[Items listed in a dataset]
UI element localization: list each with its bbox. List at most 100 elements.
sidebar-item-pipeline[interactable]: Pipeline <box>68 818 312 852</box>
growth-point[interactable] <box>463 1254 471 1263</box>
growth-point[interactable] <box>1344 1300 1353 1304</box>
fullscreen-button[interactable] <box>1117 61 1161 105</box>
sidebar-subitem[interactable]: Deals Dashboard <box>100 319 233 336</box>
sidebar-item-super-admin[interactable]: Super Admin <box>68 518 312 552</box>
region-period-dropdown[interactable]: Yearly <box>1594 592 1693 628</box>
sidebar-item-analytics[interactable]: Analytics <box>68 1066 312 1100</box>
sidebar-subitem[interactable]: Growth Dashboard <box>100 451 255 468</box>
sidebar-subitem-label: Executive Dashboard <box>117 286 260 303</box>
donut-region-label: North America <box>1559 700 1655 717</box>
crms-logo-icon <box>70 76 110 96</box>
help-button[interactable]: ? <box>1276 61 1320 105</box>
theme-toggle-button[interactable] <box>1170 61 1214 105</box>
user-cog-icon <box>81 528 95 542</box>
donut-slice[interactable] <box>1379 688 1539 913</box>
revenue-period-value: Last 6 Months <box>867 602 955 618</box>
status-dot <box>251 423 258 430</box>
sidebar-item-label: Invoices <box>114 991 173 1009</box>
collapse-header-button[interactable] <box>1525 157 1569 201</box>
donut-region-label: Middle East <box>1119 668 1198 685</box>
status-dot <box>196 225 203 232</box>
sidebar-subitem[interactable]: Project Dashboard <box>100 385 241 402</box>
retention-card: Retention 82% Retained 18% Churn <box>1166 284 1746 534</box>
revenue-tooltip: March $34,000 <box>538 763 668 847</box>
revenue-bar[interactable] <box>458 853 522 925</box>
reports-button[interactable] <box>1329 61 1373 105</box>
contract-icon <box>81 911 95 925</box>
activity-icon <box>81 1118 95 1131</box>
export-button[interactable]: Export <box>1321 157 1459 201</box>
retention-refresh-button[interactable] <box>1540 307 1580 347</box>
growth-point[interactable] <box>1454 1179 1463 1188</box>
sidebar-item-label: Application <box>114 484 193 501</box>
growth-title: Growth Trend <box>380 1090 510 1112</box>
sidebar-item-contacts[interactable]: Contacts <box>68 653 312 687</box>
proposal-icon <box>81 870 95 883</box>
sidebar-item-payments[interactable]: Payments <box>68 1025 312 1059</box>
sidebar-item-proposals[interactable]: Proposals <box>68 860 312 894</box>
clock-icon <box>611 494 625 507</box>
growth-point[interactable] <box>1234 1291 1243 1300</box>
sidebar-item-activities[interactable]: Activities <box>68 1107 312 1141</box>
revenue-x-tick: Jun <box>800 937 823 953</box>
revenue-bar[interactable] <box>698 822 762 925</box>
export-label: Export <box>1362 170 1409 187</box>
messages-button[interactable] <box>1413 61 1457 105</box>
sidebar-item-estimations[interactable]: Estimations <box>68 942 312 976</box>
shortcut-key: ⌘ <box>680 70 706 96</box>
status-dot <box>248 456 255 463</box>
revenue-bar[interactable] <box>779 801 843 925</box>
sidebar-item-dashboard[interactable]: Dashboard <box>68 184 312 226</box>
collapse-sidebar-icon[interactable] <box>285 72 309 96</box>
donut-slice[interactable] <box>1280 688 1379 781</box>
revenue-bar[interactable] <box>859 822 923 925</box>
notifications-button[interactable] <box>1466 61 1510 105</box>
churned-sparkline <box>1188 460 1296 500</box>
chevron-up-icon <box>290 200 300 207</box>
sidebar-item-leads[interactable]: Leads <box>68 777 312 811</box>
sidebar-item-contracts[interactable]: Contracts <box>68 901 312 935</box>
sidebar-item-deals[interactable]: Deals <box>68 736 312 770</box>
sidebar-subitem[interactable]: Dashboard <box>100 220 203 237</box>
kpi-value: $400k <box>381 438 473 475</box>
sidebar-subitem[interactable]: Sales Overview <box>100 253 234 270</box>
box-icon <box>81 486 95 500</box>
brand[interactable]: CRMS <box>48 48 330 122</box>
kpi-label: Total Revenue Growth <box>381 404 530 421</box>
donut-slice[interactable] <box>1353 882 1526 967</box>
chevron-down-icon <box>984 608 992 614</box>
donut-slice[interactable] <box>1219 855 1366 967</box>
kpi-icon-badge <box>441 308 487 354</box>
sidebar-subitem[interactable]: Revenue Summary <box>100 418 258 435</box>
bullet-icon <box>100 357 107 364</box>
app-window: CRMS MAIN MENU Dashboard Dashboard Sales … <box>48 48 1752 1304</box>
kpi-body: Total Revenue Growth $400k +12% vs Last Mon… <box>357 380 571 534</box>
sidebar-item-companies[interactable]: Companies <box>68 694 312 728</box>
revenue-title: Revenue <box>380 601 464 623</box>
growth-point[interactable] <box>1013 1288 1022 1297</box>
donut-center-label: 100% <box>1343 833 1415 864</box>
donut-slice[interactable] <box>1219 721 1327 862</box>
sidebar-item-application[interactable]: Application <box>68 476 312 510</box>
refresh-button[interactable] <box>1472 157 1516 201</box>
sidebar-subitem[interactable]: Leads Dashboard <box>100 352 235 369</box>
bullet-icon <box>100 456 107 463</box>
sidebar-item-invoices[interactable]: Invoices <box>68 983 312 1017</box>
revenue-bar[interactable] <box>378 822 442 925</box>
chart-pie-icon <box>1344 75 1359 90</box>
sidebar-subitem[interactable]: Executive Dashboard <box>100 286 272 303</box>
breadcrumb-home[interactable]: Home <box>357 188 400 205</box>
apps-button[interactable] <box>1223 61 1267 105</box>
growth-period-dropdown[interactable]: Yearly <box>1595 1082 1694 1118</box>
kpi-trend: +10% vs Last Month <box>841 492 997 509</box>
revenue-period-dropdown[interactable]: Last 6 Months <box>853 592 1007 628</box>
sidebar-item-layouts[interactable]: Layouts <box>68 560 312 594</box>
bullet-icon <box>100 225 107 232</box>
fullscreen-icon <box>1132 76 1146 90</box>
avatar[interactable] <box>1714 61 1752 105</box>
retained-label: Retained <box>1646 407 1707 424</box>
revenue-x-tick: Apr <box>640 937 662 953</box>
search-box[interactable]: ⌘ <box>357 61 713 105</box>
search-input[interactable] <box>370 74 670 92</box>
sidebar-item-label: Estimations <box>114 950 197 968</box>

■ What the task asks
Go through the material above and switch every "Yearly" to "Monthly", keeping everything else the same.

■ The answer
UI element localization: list each with its bbox. List at most 100 elements.
sidebar-item-pipeline[interactable]: Pipeline <box>68 818 312 852</box>
growth-point[interactable] <box>463 1254 471 1263</box>
growth-point[interactable] <box>1344 1300 1353 1304</box>
fullscreen-button[interactable] <box>1117 61 1161 105</box>
sidebar-subitem[interactable]: Deals Dashboard <box>100 319 233 336</box>
sidebar-item-super-admin[interactable]: Super Admin <box>68 518 312 552</box>
region-period-dropdown[interactable]: Monthly <box>1594 592 1693 628</box>
sidebar-item-analytics[interactable]: Analytics <box>68 1066 312 1100</box>
sidebar-subitem[interactable]: Growth Dashboard <box>100 451 255 468</box>
sidebar-subitem-label: Executive Dashboard <box>117 286 260 303</box>
donut-region-label: North America <box>1559 700 1655 717</box>
crms-logo-icon <box>70 76 110 96</box>
help-button[interactable]: ? <box>1276 61 1320 105</box>
theme-toggle-button[interactable] <box>1170 61 1214 105</box>
user-cog-icon <box>81 528 95 542</box>
donut-slice[interactable] <box>1379 688 1539 913</box>
revenue-period-value: Last 6 Months <box>867 602 955 618</box>
status-dot <box>251 423 258 430</box>
sidebar-item-label: Invoices <box>114 991 173 1009</box>
collapse-header-button[interactable] <box>1525 157 1569 201</box>
donut-region-label: Middle East <box>1119 668 1198 685</box>
status-dot <box>196 225 203 232</box>
sidebar-subitem[interactable]: Project Dashboard <box>100 385 241 402</box>
retention-card: Retention 82% Retained 18% Churn <box>1166 284 1746 534</box>
revenue-tooltip: March $34,000 <box>538 763 668 847</box>
revenue-bar[interactable] <box>458 853 522 925</box>
reports-button[interactable] <box>1329 61 1373 105</box>
contract-icon <box>81 911 95 925</box>
activity-icon <box>81 1118 95 1131</box>
export-button[interactable]: Export <box>1321 157 1459 201</box>
retention-refresh-button[interactable] <box>1540 307 1580 347</box>
growth-point[interactable] <box>1454 1179 1463 1188</box>
sidebar-item-label: Application <box>114 484 193 501</box>
growth-title: Growth Trend <box>380 1090 510 1112</box>
sidebar-item-contacts[interactable]: Contacts <box>68 653 312 687</box>
proposal-icon <box>81 870 95 883</box>
sidebar-item-payments[interactable]: Payments <box>68 1025 312 1059</box>
sidebar-item-proposals[interactable]: Proposals <box>68 860 312 894</box>
clock-icon <box>611 494 625 507</box>
growth-point[interactable] <box>1234 1291 1243 1300</box>
sidebar-item-activities[interactable]: Activities <box>68 1107 312 1141</box>
revenue-x-tick: Jun <box>800 937 823 953</box>
revenue-bar[interactable] <box>698 822 762 925</box>
export-label: Export <box>1362 170 1409 187</box>
messages-button[interactable] <box>1413 61 1457 105</box>
sidebar-item-estimations[interactable]: Estimations <box>68 942 312 976</box>
shortcut-key: ⌘ <box>680 70 706 96</box>
status-dot <box>248 456 255 463</box>
revenue-bar[interactable] <box>779 801 843 925</box>
sidebar-item-dashboard[interactable]: Dashboard <box>68 184 312 226</box>
collapse-sidebar-icon[interactable] <box>285 72 309 96</box>
donut-slice[interactable] <box>1280 688 1379 781</box>
revenue-bar[interactable] <box>859 822 923 925</box>
notifications-button[interactable] <box>1466 61 1510 105</box>
churned-sparkline <box>1188 460 1296 500</box>
chevron-up-icon <box>290 200 300 207</box>
sidebar-item-leads[interactable]: Leads <box>68 777 312 811</box>
sidebar-item-contracts[interactable]: Contracts <box>68 901 312 935</box>
sidebar-item-deals[interactable]: Deals <box>68 736 312 770</box>
sidebar-subitem[interactable]: Dashboard <box>100 220 203 237</box>
kpi-value: $400k <box>381 438 473 475</box>
sidebar-subitem[interactable]: Sales Overview <box>100 253 234 270</box>
box-icon <box>81 486 95 500</box>
brand[interactable]: CRMS <box>48 48 330 122</box>
kpi-label: Total Revenue Growth <box>381 404 530 421</box>
donut-slice[interactable] <box>1353 882 1526 967</box>
chevron-down-icon <box>984 608 992 614</box>
donut-slice[interactable] <box>1219 855 1366 967</box>
kpi-icon-badge <box>441 308 487 354</box>
sidebar-subitem[interactable]: Revenue Summary <box>100 418 258 435</box>
bullet-icon <box>100 357 107 364</box>
app-window: CRMS MAIN MENU Dashboard Dashboard Sales … <box>48 48 1752 1304</box>
kpi-body: Total Revenue Growth $400k +12% vs Last Mon… <box>357 380 571 534</box>
sidebar-item-companies[interactable]: Companies <box>68 694 312 728</box>
revenue-title: Revenue <box>380 601 464 623</box>
growth-point[interactable] <box>1013 1288 1022 1297</box>
donut-center-label: 100% <box>1343 833 1415 864</box>
donut-slice[interactable] <box>1219 721 1327 862</box>
sidebar-item-application[interactable]: Application <box>68 476 312 510</box>
refresh-button[interactable] <box>1472 157 1516 201</box>
sidebar-subitem[interactable]: Leads Dashboard <box>100 352 235 369</box>
bullet-icon <box>100 456 107 463</box>
sidebar-item-invoices[interactable]: Invoices <box>68 983 312 1017</box>
revenue-bar[interactable] <box>378 822 442 925</box>
chart-pie-icon <box>1344 75 1359 90</box>
sidebar-subitem[interactable]: Executive Dashboard <box>100 286 272 303</box>
breadcrumb-home[interactable]: Home <box>357 188 400 205</box>
apps-button[interactable] <box>1223 61 1267 105</box>
growth-period-dropdown[interactable]: Monthly <box>1595 1082 1694 1118</box>
kpi-trend: +10% vs Last Month <box>841 492 997 509</box>
revenue-period-dropdown[interactable]: Last 6 Months <box>853 592 1007 628</box>
sidebar-item-layouts[interactable]: Layouts <box>68 560 312 594</box>
bullet-icon <box>100 225 107 232</box>
fullscreen-icon <box>1132 76 1146 90</box>
avatar[interactable] <box>1714 61 1752 105</box>
retained-label: Retained <box>1646 407 1707 424</box>
revenue-x-tick: Apr <box>640 937 662 953</box>
search-box[interactable]: ⌘ <box>357 61 713 105</box>
search-input[interactable] <box>370 74 670 92</box>
sidebar-item-label: Estimations <box>114 950 197 968</box>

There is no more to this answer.